(Records)
>> START

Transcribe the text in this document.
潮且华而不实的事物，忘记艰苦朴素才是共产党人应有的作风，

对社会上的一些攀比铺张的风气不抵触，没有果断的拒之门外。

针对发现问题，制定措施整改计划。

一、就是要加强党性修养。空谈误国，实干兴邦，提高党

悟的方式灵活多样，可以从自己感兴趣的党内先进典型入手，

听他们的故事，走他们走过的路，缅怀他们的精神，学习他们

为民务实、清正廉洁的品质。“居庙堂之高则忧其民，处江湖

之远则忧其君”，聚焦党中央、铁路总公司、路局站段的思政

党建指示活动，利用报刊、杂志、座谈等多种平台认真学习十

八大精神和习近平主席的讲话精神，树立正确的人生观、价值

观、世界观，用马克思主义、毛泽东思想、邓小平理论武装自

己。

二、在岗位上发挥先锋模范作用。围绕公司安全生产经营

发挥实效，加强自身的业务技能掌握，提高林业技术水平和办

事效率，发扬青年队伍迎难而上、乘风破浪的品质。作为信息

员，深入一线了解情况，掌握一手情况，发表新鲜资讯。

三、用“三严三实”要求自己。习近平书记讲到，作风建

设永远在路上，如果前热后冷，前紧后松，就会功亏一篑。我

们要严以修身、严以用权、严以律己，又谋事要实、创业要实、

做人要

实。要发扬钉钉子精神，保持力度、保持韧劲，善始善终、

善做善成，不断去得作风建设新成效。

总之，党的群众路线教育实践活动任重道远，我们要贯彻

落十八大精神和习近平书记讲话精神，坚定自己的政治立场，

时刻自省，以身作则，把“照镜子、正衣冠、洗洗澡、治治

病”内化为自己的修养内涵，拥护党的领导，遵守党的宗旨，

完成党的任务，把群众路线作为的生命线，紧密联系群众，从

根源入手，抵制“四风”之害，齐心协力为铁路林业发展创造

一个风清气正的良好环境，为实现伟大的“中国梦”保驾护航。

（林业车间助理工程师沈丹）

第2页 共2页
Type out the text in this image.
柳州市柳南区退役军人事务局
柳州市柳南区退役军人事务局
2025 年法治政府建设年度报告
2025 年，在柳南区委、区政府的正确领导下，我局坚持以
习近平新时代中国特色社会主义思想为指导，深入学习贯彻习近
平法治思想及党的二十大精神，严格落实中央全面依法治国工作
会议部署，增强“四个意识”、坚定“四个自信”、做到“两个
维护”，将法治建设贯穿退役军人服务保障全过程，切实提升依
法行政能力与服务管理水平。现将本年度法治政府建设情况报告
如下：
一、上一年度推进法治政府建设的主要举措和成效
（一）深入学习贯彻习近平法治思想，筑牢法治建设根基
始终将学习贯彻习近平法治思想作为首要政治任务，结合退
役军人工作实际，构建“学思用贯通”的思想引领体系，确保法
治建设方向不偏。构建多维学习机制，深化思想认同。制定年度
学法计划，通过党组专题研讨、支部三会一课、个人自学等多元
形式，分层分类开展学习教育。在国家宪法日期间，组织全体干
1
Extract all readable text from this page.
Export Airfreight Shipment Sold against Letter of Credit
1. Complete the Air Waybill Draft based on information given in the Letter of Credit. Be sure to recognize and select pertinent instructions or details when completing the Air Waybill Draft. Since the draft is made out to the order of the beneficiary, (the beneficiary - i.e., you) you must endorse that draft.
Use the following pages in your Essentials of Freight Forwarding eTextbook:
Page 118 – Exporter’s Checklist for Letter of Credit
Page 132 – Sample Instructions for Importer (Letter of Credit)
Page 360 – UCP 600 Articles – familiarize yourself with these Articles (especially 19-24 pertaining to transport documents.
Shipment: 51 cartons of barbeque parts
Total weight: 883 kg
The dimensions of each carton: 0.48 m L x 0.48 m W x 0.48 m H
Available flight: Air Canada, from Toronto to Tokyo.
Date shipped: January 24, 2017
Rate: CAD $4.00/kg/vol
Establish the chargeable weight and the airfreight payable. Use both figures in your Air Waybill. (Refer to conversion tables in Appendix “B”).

>> END

Read the lines above. Gather those in which the string "Shipment" is found.

Output of the task |
Export Airfreight Shipment Sold against Letter of Credit
Shipment: 51 cartons of barbeque parts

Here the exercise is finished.